▸ **Items**:
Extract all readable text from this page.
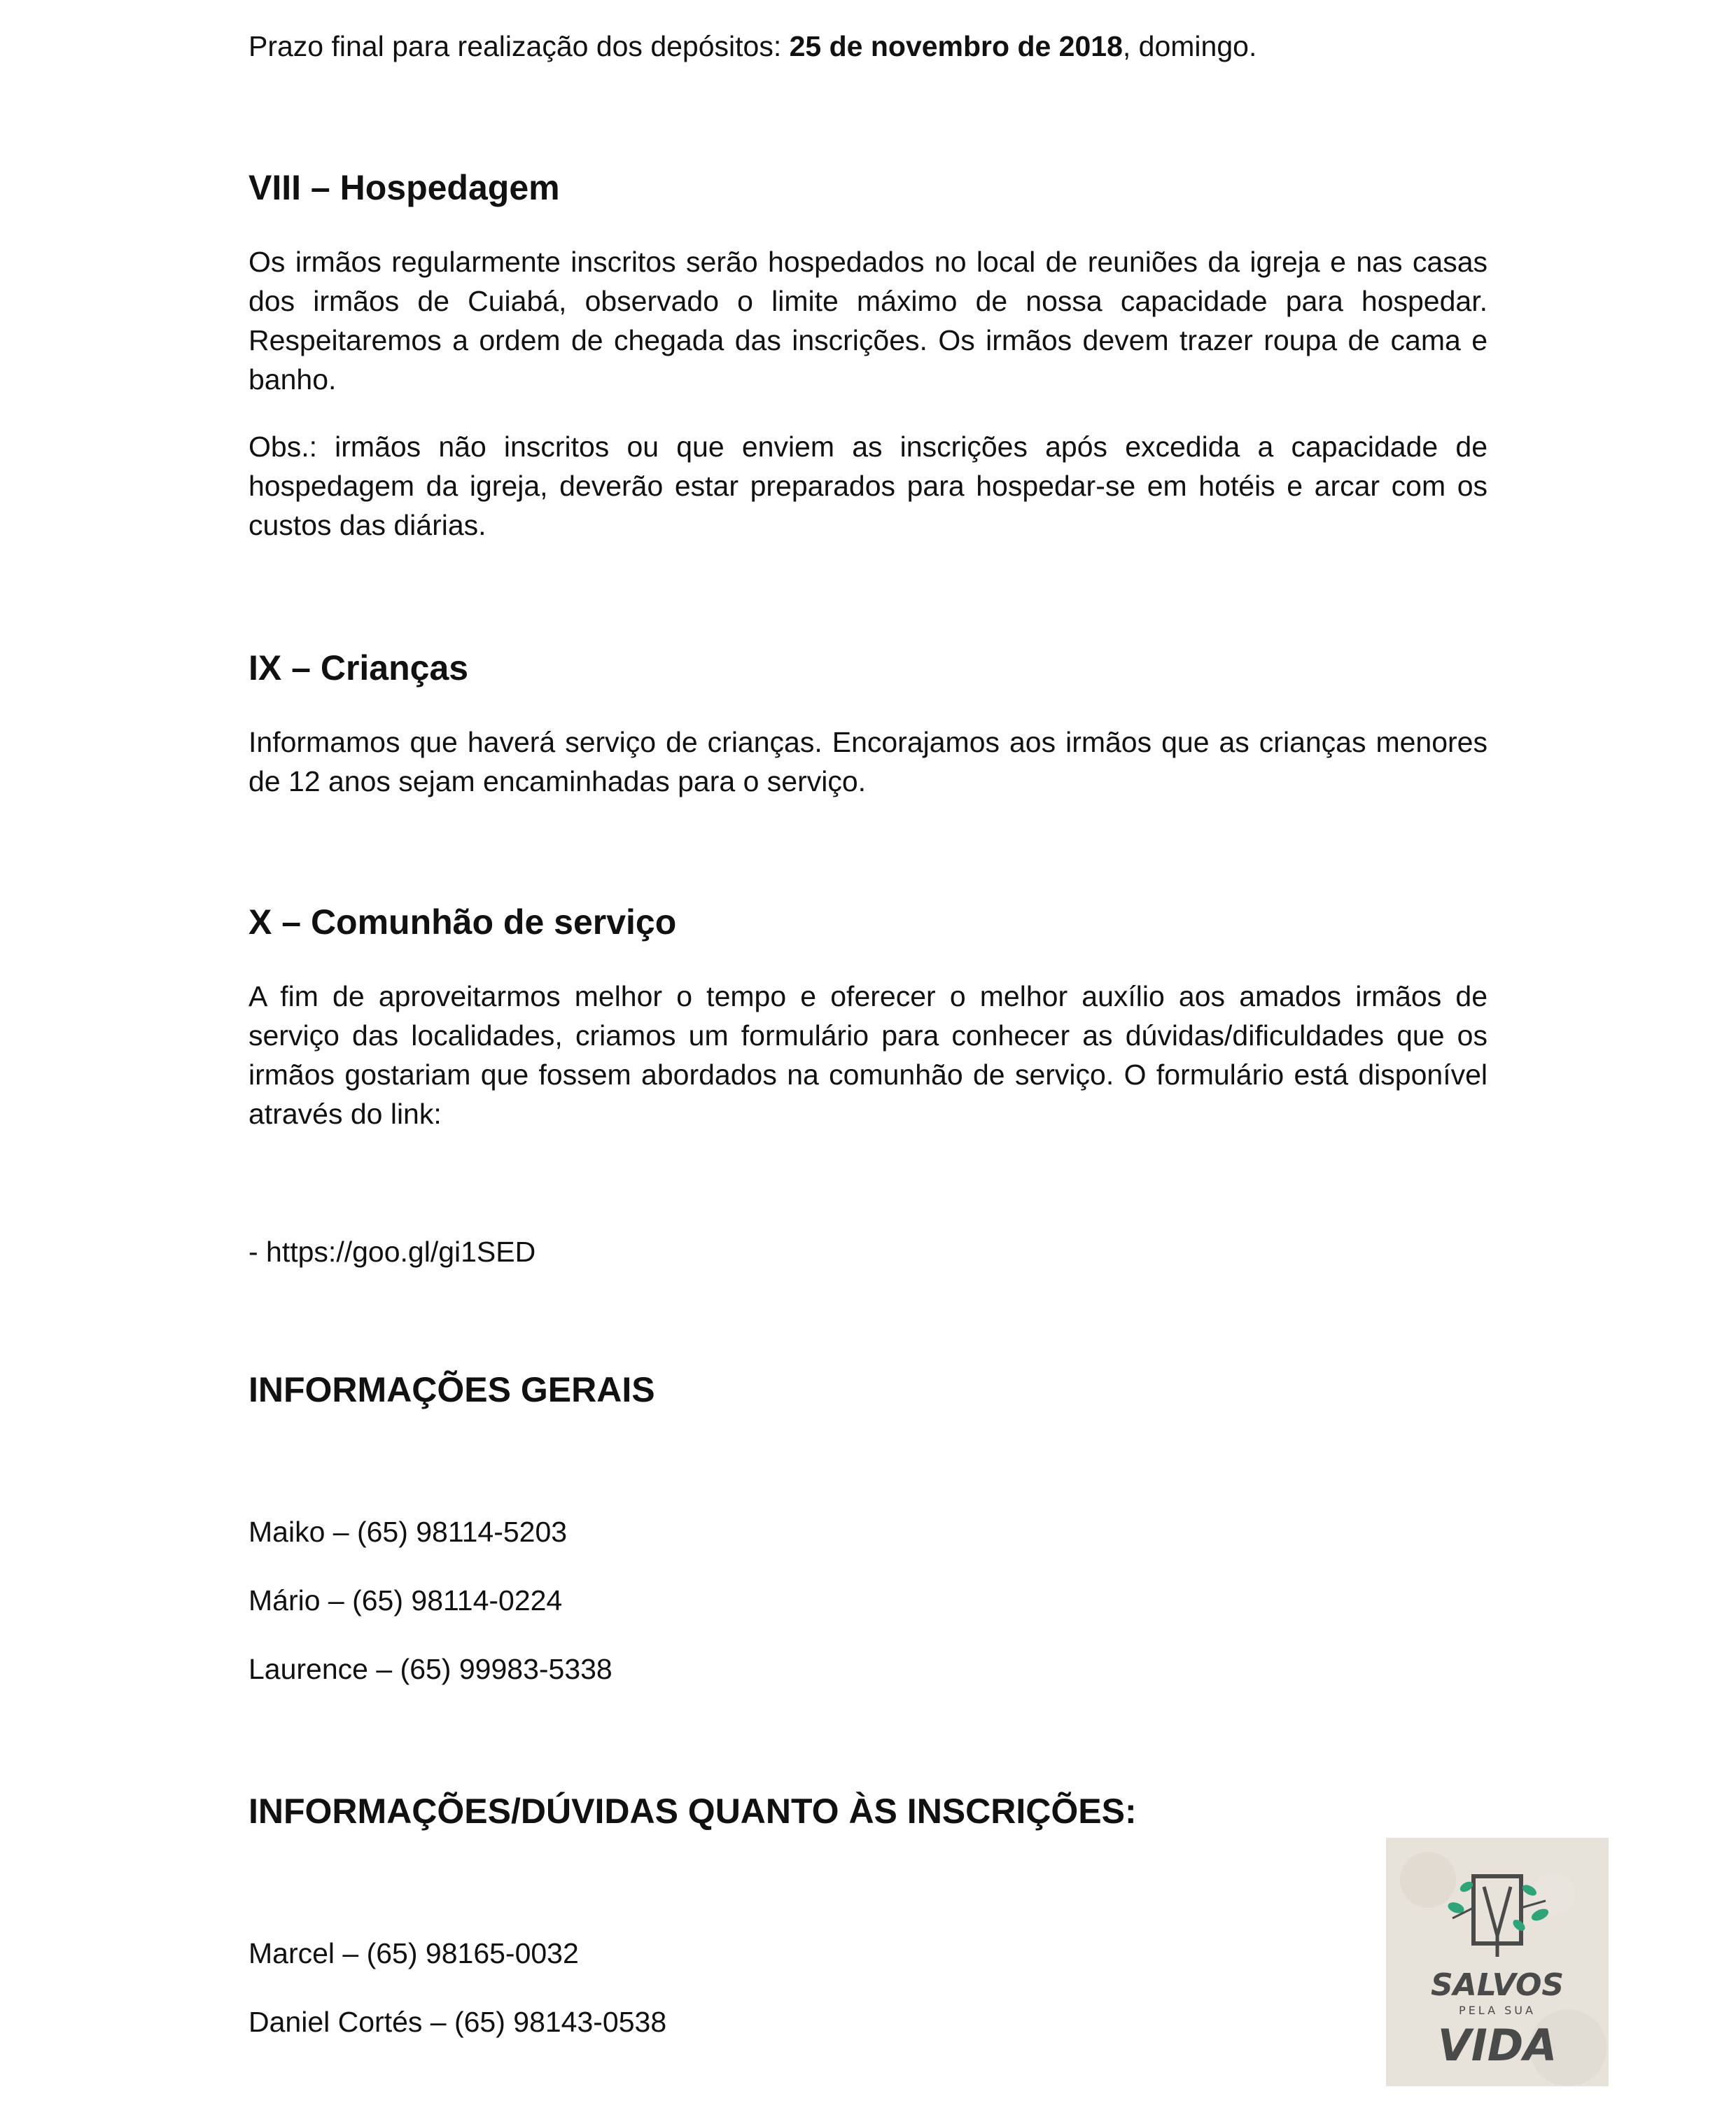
Prazo final para realização dos depósitos: 25 de novembro de 2018, domingo.

VIII – Hospedagem

Os irmãos regularmente inscritos serão hospedados no local de reuniões da igreja e nas casas dos irmãos de Cuiabá, observado o limite máximo de nossa capacidade para hospedar. Respeitaremos a ordem de chegada das inscrições. Os irmãos devem trazer roupa de cama e banho.

Obs.: irmãos não inscritos ou que enviem as inscrições após excedida a capacidade de hospedagem da igreja, deverão estar preparados para hospedar-se em hotéis e arcar com os custos das diárias.

IX – Crianças

Informamos que haverá serviço de crianças. Encorajamos aos irmãos que as crianças menores de 12 anos sejam encaminhadas para o serviço.

X – Comunhão de serviço

A fim de aproveitarmos melhor o tempo e oferecer o melhor auxílio aos amados irmãos de serviço das localidades, criamos um formulário para conhecer as dúvidas/dificuldades que os irmãos gostariam que fossem abordados na comunhão de serviço. O formulário está disponível através do link:

- https://goo.gl/gi1SED

INFORMAÇÕES GERAIS

Maiko – (65) 98114-5203

Mário – (65) 98114-0224

Laurence – (65) 99983-5338

INFORMAÇÕES/DÚVIDAS QUANTO ÀS INSCRIÇÕES:

Marcel – (65) 98165-0032

Daniel Cortés – (65) 98143-0538

SALVOS
PELA SUA
VIDA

▸ **Short problem**: Pictures in the records must not appear in the copy; transcribe everything else precisely.

▸ **Response**:
Extract all readable text from this page.
Prazo final para realização dos depósitos: 25 de novembro de 2018, domingo.

VIII – Hospedagem

Os irmãos regularmente inscritos serão hospedados no local de reuniões da igreja e nas casas dos irmãos de Cuiabá, observado o limite máximo de nossa capacidade para hospedar. Respeitaremos a ordem de chegada das inscrições. Os irmãos devem trazer roupa de cama e banho.

Obs.: irmãos não inscritos ou que enviem as inscrições após excedida a capacidade de hospedagem da igreja, deverão estar preparados para hospedar-se em hotéis e arcar com os custos das diárias.

IX – Crianças

Informamos que haverá serviço de crianças. Encorajamos aos irmãos que as crianças menores de 12 anos sejam encaminhadas para o serviço.

X – Comunhão de serviço

A fim de aproveitarmos melhor o tempo e oferecer o melhor auxílio aos amados irmãos de serviço das localidades, criamos um formulário para conhecer as dúvidas/dificuldades que os irmãos gostariam que fossem abordados na comunhão de serviço. O formulário está disponível através do link:

- https://goo.gl/gi1SED

INFORMAÇÕES GERAIS

Maiko – (65) 98114-5203

Mário – (65) 98114-0224

Laurence – (65) 99983-5338

INFORMAÇÕES/DÚVIDAS QUANTO ÀS INSCRIÇÕES:

Marcel – (65) 98165-0032

Daniel Cortés – (65) 98143-0538

SALVOS
PELA SUA
VIDA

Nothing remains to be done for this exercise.